Repeat everything from "Generate SQL statements for one" down to "data via STDIN." in the csvsql documentation below, keeping every character as it appears.

- _Page excerpt_
....................
======
csvsql
======

Description
===========

Generate SQL statements for a CSV file or execute those statements directly on a database. In the latter case supports both creating tables and inserting data::

    usage: csvsql [-h] [-d DELIMITER] [-t] [-q QUOTECHAR] [-u {0,1,2,3}] [-b]
                  [-p ESCAPECHAR] [-z FIELD_SIZE_LIMIT] [-e ENCODING] [-L LOCALE]
                  [-S] [--blanks] [--date-format DATE_FORMAT]
                  [--datetime-format DATETIME_FORMAT] [-H] [-K SKIP_LINES] [-v]
                  [-l] [--zero] [-V]
                  [-i {firebird,mssql,mysql,oracle,postgresql,sqlite,sybase,crate}]
                  [--db CONNECTION_STRING] [--query QUERY] [--insert]
                  [--prefix PREFIX] [--tables TABLE_NAMES] [--no-constraints]
                  [--unique-constraint UNIQUE_CONSTRAINT] [--no-create]
                  [--create-if-not-exists] [--overwrite] [--db-schema DB_SCHEMA]
                  [-y SNIFF_LIMIT] [-I] [--chunk-size NUM]
                  [FILE [FILE ...]]

    Generate SQL statements for one or more CSV files, or execute those statements
    directly on a database, and execute one or more SQL queries.

    positional arguments:
      FILE                  The CSV file(s) to operate on. If omitted, will accept
                            input as piped data via STDIN.

    optional arguments:
      -h, --help            show this help message and exit
      -i {firebird,mssql,mysql,oracle,postgresql,sqlite,sybase,crate}, --dialect {firebird,mssql,mysql,oracle,postgresql,sqlite,sybase,crate}
                            Dialect of SQL to generate. Cannot be used with --db.
      --db CONNECTION_STRING
                            If present, a SQLAlchemy connection string to use to
                            directly execute generated SQL on a database.
      --query QUERY         Execute one or more SQL queries delimited by ";" and
                            output the result of the last query as CSV. QUERY may
                            be a filename.
      --insert              Insert the data into the table. Requires --db.
      --prefix PREFIX       Add an expression following the INSERT keyword, like
                            OR IGNORE or OR REPLACE.
      --before-insert BEFORE_INSERT
                            Execute SQL before the INSERT command. Requires
                            --insert.
      --after-insert AFTER_INSERT
                            Execute SQL after the INSERT command. Requires
                            --insert.
....................
- _Items_
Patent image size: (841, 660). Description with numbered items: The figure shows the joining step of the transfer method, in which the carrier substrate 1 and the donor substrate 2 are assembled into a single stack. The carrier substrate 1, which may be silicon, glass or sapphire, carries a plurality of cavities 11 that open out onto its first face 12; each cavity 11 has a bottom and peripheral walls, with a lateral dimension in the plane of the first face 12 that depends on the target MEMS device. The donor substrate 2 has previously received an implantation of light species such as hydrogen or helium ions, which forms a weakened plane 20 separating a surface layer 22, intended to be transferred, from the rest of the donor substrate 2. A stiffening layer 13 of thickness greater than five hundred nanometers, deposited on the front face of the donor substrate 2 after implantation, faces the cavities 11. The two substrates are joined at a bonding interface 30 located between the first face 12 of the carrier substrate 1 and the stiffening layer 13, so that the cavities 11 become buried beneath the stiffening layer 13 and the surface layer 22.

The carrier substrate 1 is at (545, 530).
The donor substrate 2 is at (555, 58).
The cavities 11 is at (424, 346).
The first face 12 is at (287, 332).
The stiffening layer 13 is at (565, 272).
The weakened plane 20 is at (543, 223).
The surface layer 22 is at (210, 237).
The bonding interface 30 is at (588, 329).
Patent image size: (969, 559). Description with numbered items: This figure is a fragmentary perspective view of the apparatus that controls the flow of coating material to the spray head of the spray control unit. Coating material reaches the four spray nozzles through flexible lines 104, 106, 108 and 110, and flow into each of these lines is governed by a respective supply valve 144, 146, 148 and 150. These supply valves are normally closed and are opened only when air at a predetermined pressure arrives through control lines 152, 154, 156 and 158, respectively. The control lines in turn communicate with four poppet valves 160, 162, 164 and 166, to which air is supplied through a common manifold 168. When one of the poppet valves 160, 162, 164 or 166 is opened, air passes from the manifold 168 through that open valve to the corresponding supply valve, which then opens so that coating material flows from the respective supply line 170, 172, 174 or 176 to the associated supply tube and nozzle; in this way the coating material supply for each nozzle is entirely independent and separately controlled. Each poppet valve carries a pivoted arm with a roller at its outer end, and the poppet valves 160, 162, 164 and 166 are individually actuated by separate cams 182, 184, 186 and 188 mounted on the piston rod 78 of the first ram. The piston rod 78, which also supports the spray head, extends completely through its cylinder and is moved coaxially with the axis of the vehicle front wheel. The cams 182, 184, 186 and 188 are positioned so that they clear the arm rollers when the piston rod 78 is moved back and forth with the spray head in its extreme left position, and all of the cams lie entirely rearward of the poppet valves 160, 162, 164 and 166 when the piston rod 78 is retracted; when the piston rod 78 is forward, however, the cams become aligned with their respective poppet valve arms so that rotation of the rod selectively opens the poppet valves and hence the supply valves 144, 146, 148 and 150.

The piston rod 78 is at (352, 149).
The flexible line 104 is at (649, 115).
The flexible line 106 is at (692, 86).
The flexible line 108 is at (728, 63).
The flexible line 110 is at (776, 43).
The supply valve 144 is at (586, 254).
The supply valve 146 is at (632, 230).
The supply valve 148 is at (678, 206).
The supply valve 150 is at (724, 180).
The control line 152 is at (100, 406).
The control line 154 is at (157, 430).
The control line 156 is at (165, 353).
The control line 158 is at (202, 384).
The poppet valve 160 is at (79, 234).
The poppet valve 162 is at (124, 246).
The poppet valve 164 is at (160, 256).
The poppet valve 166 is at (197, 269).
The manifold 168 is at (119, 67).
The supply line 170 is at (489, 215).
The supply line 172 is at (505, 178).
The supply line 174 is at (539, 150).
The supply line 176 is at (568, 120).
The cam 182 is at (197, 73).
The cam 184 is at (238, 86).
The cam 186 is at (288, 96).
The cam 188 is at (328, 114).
....................
- _The completed task_
Generate SQL statements for one or more CSV files, or execute those statements
    directly on a database, and execute one or more SQL queries.

    positional arguments:
      FILE                  The CSV file(s) to operate on. If omitted, will accept
                            input as piped data via STDIN.